§ **WRITTEN TASK**
Find the lines holding the word "order" and collect them.

━━ MATERIAL FOR THIS TASK ━━

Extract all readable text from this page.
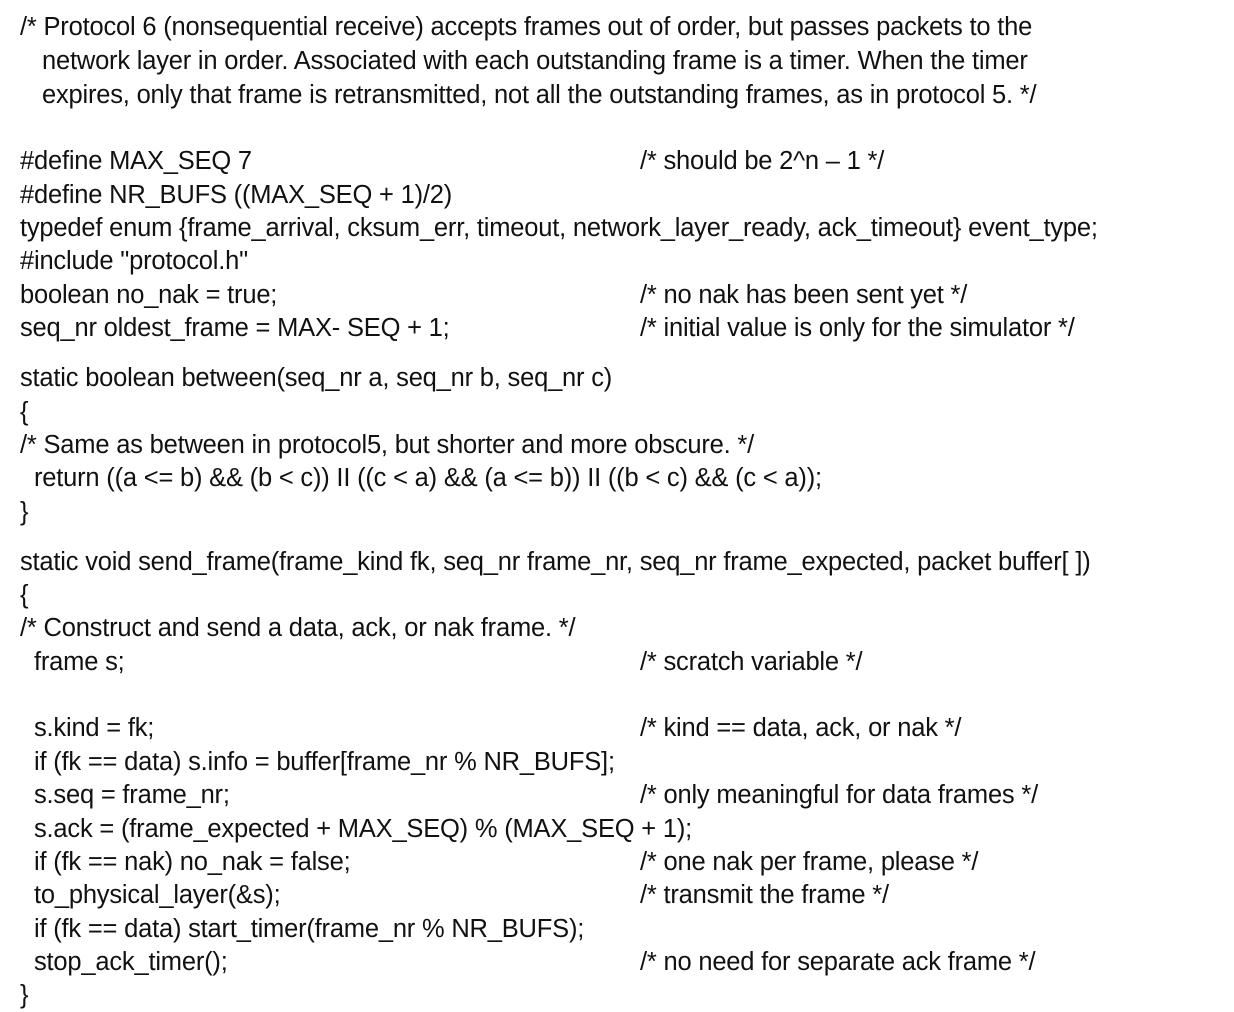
/* Protocol 6 (nonsequential receive) accepts frames out of order, but passes packets to the
network layer in order. Associated with each outstanding frame is a timer. When the timer
expires, only that frame is retransmitted, not all the outstanding frames, as in protocol 5. */
#define MAX_SEQ 7	/* should be 2^n – 1 */
#define NR_BUFS ((MAX_SEQ + 1)/2)
typedef enum {frame_arrival, cksum_err, timeout, network_layer_ready, ack_timeout} event_type;
#include "protocol.h"
boolean no_nak = true;	/* no nak has been sent yet */
seq_nr oldest_frame = MAX- SEQ + 1;	/* initial value is only for the simulator */
static boolean between(seq_nr a, seq_nr b, seq_nr c)
{
/* Same as between in protocol5, but shorter and more obscure. */
return ((a <= b) && (b < c)) II ((c < a) && (a <= b)) II ((b < c) && (c < a));
}
static void send_frame(frame_kind fk, seq_nr frame_nr, seq_nr frame_expected, packet buffer[ ])
{
/* Construct and send a data, ack, or nak frame. */
frame s;	/* scratch variable */
s.kind = fk;	/* kind == data, ack, or nak */
if (fk == data) s.info = buffer[frame_nr % NR_BUFS];
s.seq = frame_nr;	/* only meaningful for data frames */
s.ack = (frame_expected + MAX_SEQ) % (MAX_SEQ + 1);
if (fk == nak) no_nak = false;	/* one nak per frame, please */
to_physical_layer(&s);	/* transmit the frame */
if (fk == data) start_timer(frame_nr % NR_BUFS);
stop_ack_timer();	/* no need for separate ack frame */
}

━━━

§ **ANSWER TO THE TASK**
/* Protocol 6 (nonsequential receive) accepts frames out of order, but passes packets to the
network layer in order. Associated with each outstanding frame is a timer. When the timer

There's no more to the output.